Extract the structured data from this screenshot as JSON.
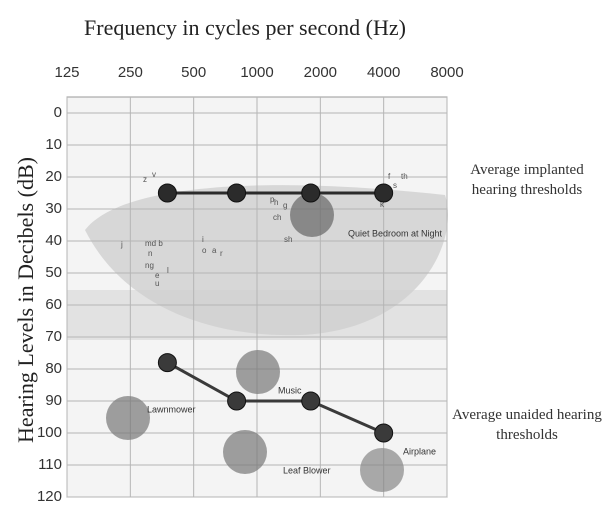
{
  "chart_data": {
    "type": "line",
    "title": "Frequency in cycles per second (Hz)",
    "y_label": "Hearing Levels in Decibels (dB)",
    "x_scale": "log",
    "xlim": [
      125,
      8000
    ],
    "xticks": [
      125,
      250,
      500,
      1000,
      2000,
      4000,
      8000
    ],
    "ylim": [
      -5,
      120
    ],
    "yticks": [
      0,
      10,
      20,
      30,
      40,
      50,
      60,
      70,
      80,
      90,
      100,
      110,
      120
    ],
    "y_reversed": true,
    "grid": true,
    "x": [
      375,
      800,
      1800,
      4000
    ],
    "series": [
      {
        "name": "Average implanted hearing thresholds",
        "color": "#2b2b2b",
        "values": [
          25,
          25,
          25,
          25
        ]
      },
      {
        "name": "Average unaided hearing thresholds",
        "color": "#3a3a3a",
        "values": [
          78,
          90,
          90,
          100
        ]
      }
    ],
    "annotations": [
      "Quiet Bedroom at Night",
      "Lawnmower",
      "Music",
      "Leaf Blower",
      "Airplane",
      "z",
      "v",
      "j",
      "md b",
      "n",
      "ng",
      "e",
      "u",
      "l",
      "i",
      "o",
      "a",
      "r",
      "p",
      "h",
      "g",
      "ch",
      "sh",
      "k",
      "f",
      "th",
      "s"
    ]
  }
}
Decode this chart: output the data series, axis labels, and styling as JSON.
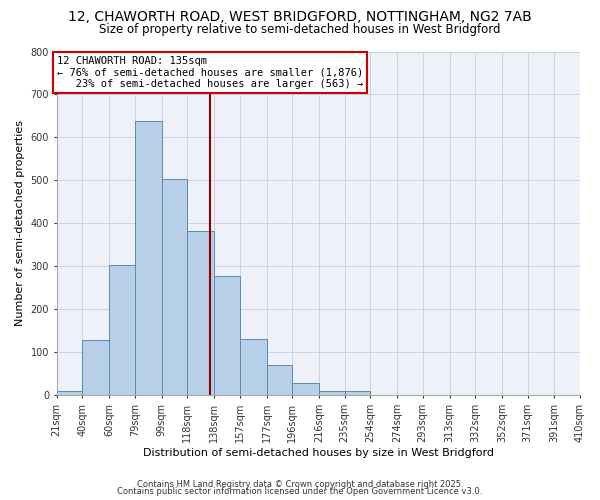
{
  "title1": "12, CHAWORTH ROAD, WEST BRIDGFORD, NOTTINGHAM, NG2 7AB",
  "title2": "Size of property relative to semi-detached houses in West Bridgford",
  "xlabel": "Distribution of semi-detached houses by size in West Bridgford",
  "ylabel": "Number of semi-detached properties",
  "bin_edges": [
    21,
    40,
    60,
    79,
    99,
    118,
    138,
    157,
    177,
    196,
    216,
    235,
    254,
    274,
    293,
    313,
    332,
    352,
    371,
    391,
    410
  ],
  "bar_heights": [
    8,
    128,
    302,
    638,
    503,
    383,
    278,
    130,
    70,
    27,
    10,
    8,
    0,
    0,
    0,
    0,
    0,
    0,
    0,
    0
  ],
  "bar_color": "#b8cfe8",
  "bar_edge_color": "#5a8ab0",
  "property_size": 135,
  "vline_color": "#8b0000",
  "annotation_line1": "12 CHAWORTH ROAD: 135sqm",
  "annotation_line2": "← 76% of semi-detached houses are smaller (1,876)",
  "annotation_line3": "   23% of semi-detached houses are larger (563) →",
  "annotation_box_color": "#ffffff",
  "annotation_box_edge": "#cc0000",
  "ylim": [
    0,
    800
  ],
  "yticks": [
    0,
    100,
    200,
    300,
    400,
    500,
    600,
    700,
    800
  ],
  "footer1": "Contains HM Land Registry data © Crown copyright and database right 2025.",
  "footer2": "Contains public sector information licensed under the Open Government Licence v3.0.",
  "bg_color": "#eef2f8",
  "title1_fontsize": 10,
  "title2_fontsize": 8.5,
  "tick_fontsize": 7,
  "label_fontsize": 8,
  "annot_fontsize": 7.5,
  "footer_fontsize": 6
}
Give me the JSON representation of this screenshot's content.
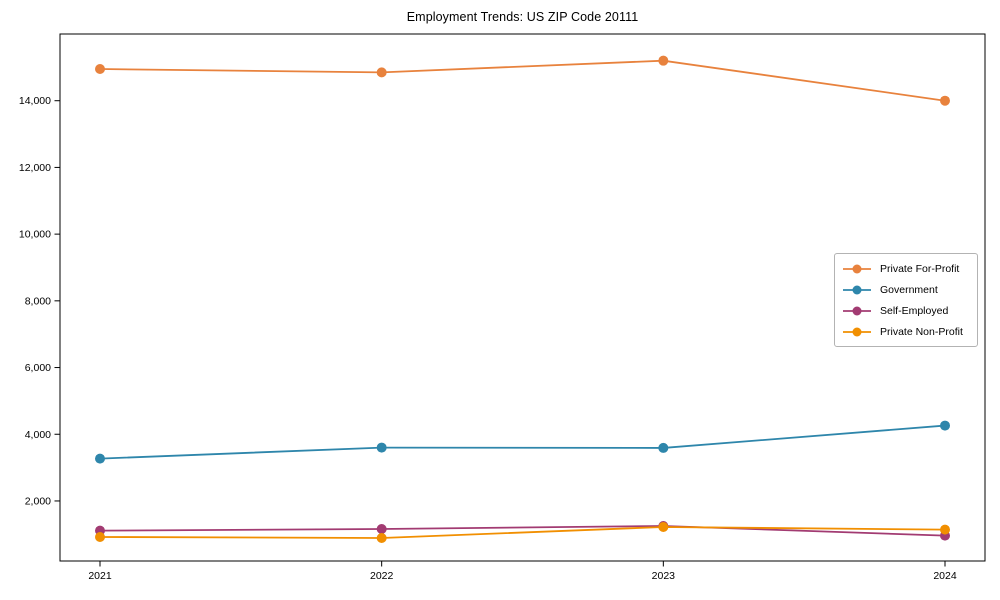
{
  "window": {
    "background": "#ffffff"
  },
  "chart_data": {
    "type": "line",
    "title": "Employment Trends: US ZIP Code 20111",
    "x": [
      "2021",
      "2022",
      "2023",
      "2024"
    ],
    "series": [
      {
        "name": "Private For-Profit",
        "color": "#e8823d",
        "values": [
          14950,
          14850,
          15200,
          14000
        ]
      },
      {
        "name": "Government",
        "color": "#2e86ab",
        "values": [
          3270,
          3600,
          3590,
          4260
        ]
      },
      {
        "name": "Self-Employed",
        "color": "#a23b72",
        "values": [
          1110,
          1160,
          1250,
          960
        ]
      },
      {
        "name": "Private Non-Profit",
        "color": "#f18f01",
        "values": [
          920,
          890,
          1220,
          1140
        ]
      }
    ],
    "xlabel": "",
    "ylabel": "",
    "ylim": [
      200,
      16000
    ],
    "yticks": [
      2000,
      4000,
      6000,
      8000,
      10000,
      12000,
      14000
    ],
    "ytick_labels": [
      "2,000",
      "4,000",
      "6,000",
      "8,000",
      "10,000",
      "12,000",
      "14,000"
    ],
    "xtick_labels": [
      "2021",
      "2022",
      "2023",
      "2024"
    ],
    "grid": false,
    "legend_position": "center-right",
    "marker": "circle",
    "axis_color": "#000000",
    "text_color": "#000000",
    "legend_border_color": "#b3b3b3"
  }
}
◆ ◆ ◆ ◆ ◆ ◆ ◆
Work instructions
Write every record out again exactly; no pictures belong in the copy.

Full answer
Extract the structured data from this screenshot as JSON.
{
  "chart_data": {
    "type": "line",
    "title": "Frequency in cycles per second (Hz)",
    "y_label": "Hearing Levels in Decibels (dB)",
    "x_scale": "log",
    "xlim": [
      125,
      8000
    ],
    "xticks": [
      125,
      250,
      500,
      1000,
      2000,
      4000,
      8000
    ],
    "ylim": [
      -5,
      120
    ],
    "yticks": [
      0,
      10,
      20,
      30,
      40,
      50,
      60,
      70,
      80,
      90,
      100,
      110,
      120
    ],
    "y_reversed": true,
    "grid": true,
    "x": [
      375,
      800,
      1800,
      4000
    ],
    "series": [
      {
        "name": "Average implanted hearing thresholds",
        "color": "#2b2b2b",
        "values": [
          25,
          25,
          25,
          25
        ]
      },
      {
        "name": "Average unaided hearing thresholds",
        "color": "#3a3a3a",
        "values": [
          78,
          90,
          90,
          100
        ]
      }
    ],
    "annotations": [
      "Quiet Bedroom at Night",
      "Lawnmower",
      "Music",
      "Leaf Blower",
      "Airplane",
      "z",
      "v",
      "j",
      "md b",
      "n",
      "ng",
      "e",
      "u",
      "l",
      "i",
      "o",
      "a",
      "r",
      "p",
      "h",
      "g",
      "ch",
      "sh",
      "k",
      "f",
      "th",
      "s"
    ]
  }
}
Decode this chart: output the data series, axis labels, and styling as JSON.
{
  "title1": "12, CHAWORTH ROAD, WEST BRIDGFORD, NOTTINGHAM, NG2 7AB",
  "title2": "Size of property relative to semi-detached houses in West Bridgford",
  "xlabel": "Distribution of semi-detached houses by size in West Bridgford",
  "ylabel": "Number of semi-detached properties",
  "bin_edges": [
    21,
    40,
    60,
    79,
    99,
    118,
    138,
    157,
    177,
    196,
    216,
    235,
    254,
    274,
    293,
    313,
    332,
    352,
    371,
    391,
    410
  ],
  "bar_heights": [
    8,
    128,
    302,
    638,
    503,
    383,
    278,
    130,
    70,
    27,
    10,
    8,
    0,
    0,
    0,
    0,
    0,
    0,
    0,
    0
  ],
  "bar_color": "#b8cfe8",
  "bar_edge_color": "#5a8ab0",
  "property_size": 135,
  "vline_color": "#8b0000",
  "annotation_line1": "12 CHAWORTH ROAD: 135sqm",
  "annotation_line2": "← 76% of semi-detached houses are smaller (1,876)",
  "annotation_line3": "   23% of semi-detached houses are larger (563) →",
  "annotation_box_color": "#ffffff",
  "annotation_box_edge": "#cc0000",
  "ylim": [
    0,
    800
  ],
  "yticks": [
    0,
    100,
    200,
    300,
    400,
    500,
    600,
    700,
    800
  ],
  "footer1": "Contains HM Land Registry data © Crown copyright and database right 2025.",
  "footer2": "Contains public sector information licensed under the Open Government Licence v3.0.",
  "bg_color": "#eef2f8",
  "title1_fontsize": 10,
  "title2_fontsize": 8.5,
  "tick_fontsize": 7,
  "label_fontsize": 8,
  "annot_fontsize": 7.5,
  "footer_fontsize": 6
}
Give me the JSON representation of this screenshot's content.
{
  "window": {
    "background": "#ffffff"
  },
  "chart_data": {
    "type": "line",
    "title": "Employment Trends: US ZIP Code 20111",
    "x": [
      "2021",
      "2022",
      "2023",
      "2024"
    ],
    "series": [
      {
        "name": "Private For-Profit",
        "color": "#e8823d",
        "values": [
          14950,
          14850,
          15200,
          14000
        ]
      },
      {
        "name": "Government",
        "color": "#2e86ab",
        "values": [
          3270,
          3600,
          3590,
          4260
        ]
      },
      {
        "name": "Self-Employed",
        "color": "#a23b72",
        "values": [
          1110,
          1160,
          1250,
          960
        ]
      },
      {
        "name": "Private Non-Profit",
        "color": "#f18f01",
        "values": [
          920,
          890,
          1220,
          1140
        ]
      }
    ],
    "xlabel": "",
    "ylabel": "",
    "ylim": [
      200,
      16000
    ],
    "yticks": [
      2000,
      4000,
      6000,
      8000,
      10000,
      12000,
      14000
    ],
    "ytick_labels": [
      "2,000",
      "4,000",
      "6,000",
      "8,000",
      "10,000",
      "12,000",
      "14,000"
    ],
    "xtick_labels": [
      "2021",
      "2022",
      "2023",
      "2024"
    ],
    "grid": false,
    "legend_position": "center-right",
    "marker": "circle",
    "axis_color": "#000000",
    "text_color": "#000000",
    "legend_border_color": "#b3b3b3"
  }
}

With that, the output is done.